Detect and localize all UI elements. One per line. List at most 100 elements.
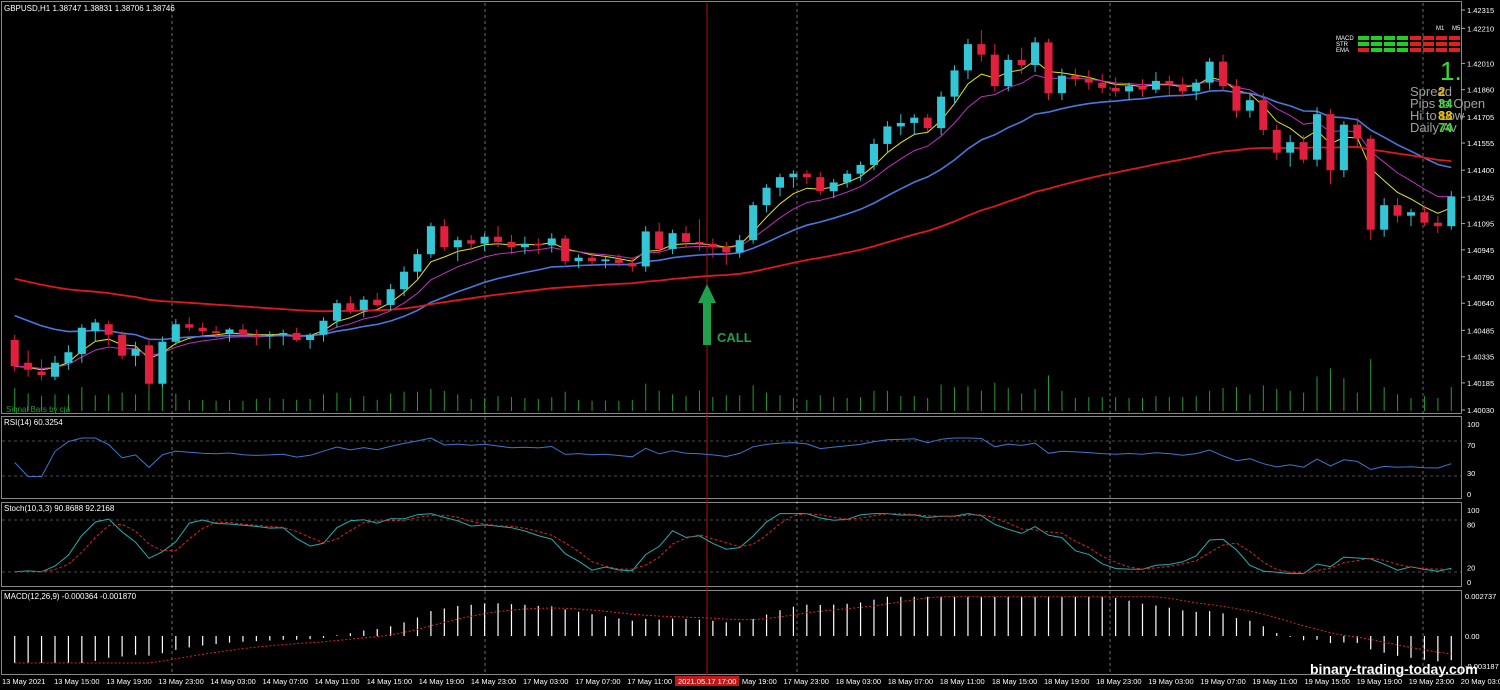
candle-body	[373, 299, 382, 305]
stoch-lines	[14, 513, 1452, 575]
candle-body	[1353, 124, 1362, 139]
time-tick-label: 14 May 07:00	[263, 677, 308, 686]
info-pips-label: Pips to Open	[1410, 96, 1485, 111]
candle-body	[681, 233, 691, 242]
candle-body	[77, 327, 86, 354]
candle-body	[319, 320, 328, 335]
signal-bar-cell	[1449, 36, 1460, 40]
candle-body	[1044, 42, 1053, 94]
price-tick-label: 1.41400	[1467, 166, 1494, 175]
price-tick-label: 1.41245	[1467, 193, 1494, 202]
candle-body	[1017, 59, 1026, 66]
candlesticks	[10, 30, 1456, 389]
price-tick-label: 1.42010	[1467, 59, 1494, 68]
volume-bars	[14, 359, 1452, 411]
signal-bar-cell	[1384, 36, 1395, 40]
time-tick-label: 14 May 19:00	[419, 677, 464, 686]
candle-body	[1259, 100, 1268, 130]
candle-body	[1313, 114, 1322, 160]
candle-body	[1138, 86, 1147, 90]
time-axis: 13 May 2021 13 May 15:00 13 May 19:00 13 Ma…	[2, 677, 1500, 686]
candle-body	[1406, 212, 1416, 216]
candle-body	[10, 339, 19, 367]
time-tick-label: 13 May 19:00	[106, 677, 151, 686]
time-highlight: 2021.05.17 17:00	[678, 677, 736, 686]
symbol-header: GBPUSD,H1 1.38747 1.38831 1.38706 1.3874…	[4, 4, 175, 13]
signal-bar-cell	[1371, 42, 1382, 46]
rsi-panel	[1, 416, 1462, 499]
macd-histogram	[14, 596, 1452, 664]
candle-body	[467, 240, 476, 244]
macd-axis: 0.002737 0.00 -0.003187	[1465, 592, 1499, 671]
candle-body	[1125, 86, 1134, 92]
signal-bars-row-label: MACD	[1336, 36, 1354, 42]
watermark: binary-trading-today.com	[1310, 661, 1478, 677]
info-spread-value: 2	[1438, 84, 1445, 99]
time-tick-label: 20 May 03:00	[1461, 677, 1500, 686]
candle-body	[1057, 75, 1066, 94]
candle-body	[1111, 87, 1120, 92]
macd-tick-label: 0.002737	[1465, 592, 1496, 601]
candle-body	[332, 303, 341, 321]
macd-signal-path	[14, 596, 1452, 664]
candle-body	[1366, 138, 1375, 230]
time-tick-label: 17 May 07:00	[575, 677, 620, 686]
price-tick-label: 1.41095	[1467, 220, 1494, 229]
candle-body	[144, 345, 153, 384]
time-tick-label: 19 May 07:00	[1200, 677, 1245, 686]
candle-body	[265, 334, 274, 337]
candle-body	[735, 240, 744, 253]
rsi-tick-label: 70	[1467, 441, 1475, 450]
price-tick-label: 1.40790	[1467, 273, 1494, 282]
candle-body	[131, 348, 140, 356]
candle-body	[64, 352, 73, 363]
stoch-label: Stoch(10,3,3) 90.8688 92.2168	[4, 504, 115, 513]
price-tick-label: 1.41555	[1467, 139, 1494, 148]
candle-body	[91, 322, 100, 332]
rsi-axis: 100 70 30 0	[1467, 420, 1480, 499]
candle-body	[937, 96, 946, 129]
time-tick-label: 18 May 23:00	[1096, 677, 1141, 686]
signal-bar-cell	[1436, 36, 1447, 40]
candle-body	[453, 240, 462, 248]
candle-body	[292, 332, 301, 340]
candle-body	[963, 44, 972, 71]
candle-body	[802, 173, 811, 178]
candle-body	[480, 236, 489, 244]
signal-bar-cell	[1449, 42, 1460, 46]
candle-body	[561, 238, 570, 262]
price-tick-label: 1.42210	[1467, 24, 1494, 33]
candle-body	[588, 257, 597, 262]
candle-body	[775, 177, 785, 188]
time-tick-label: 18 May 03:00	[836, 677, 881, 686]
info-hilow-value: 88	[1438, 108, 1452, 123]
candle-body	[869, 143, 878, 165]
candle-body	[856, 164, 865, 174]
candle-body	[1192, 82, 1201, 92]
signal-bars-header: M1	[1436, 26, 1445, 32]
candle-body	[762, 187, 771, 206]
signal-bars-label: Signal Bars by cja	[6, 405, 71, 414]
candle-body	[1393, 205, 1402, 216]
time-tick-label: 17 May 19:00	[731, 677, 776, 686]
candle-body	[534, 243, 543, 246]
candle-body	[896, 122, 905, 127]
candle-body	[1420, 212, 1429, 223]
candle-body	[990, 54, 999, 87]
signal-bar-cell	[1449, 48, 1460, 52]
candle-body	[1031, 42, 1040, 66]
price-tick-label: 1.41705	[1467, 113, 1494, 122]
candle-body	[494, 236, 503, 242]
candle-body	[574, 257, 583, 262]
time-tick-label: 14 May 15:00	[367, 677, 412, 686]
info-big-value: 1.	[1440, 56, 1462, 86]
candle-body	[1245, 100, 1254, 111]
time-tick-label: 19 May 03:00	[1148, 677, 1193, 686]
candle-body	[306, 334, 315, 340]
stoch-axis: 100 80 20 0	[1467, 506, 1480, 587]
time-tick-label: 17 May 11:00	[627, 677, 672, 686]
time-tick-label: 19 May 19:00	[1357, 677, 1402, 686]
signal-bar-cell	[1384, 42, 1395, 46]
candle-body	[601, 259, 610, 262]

* * *

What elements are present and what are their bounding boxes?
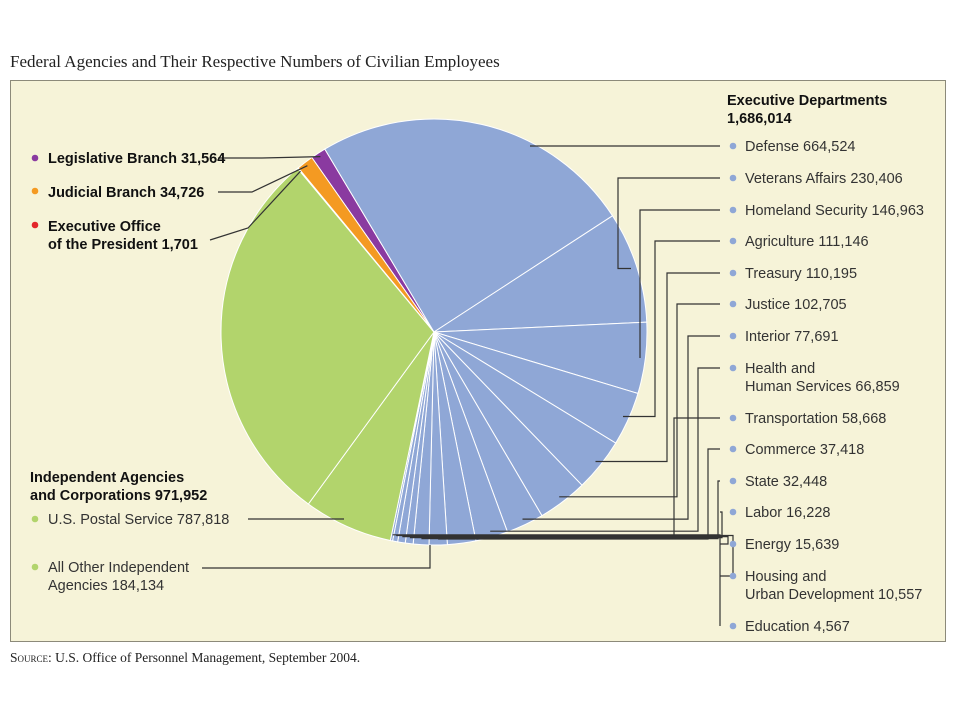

STATED TASK >> Format the items from the line with "Detect and localize" to the line with "345, 153, 384]", both included, as a numbered list with no blank lines. Leave the pictures out.

RESULT OF THE TASK >>
1. Detect and localize all UI elements. One per line. List at most 100 elements.
2. candle-body	[373, 299, 382, 305]
3. stoch-lines	[14, 513, 1452, 575]
4. candle-body	[1353, 124, 1362, 139]
5. time-tick-label: 14 May 07:00	[263, 677, 308, 686]
6. info-pips-label: Pips to Open	[1410, 96, 1485, 111]
7. candle-body	[681, 233, 691, 242]
8. candle-body	[77, 327, 86, 354]
9. candle-body	[319, 320, 328, 335]
10. signal-bar-cell	[1449, 36, 1460, 40]
11. candle-body	[1044, 42, 1053, 94]
12. price-tick-label: 1.41400	[1467, 166, 1494, 175]
13. price-tick-label: 1.41245	[1467, 193, 1494, 202]
14. candle-body	[1017, 59, 1026, 66]
15. candlesticks	[10, 30, 1456, 389]
16. price-tick-label: 1.42010	[1467, 59, 1494, 68]
17. volume-bars	[14, 359, 1452, 411]
18. signal-bar-cell	[1384, 36, 1395, 40]
19. time-tick-label: 14 May 19:00	[419, 677, 464, 686]
20. candle-body	[1259, 100, 1268, 130]
21. candle-body	[1313, 114, 1322, 160]
22. candle-body	[1138, 86, 1147, 90]
23. time-axis: 13 May 2021 13 May 15:00 13 May 19:00 13 Ma…	[2, 677, 1500, 686]
24. candle-body	[1406, 212, 1416, 216]
25. candle-body	[10, 339, 19, 367]
26. time-tick-label: 13 May 19:00	[106, 677, 151, 686]
27. time-highlight: 2021.05.17 17:00	[678, 677, 736, 686]
28. symbol-header: GBPUSD,H1 1.38747 1.38831 1.38706 1.3874…	[4, 4, 175, 13]
29. signal-bar-cell	[1371, 42, 1382, 46]
30. rsi-panel	[1, 416, 1462, 499]
31. macd-histogram	[14, 596, 1452, 664]
32. candle-body	[467, 240, 476, 244]
33. macd-axis: 0.002737 0.00 -0.003187	[1465, 592, 1499, 671]
34. candle-body	[1125, 86, 1134, 92]
35. signal-bars-row-label: MACD	[1336, 36, 1354, 42]
36. watermark: binary-trading-today.com	[1310, 661, 1478, 677]
37. info-spread-value: 2	[1438, 84, 1445, 99]
38. time-tick-label: 20 May 03:00	[1461, 677, 1500, 686]
39. candle-body	[1057, 75, 1066, 94]
40. candle-body	[1111, 87, 1120, 92]
41. macd-tick-label: 0.002737	[1465, 592, 1496, 601]
42. candle-body	[332, 303, 341, 321]
43. macd-signal-path	[14, 596, 1452, 664]
44. candle-body	[1366, 138, 1375, 230]
45. time-tick-label: 17 May 07:00	[575, 677, 620, 686]
46. price-tick-label: 1.41095	[1467, 220, 1494, 229]
47. candle-body	[144, 345, 153, 384]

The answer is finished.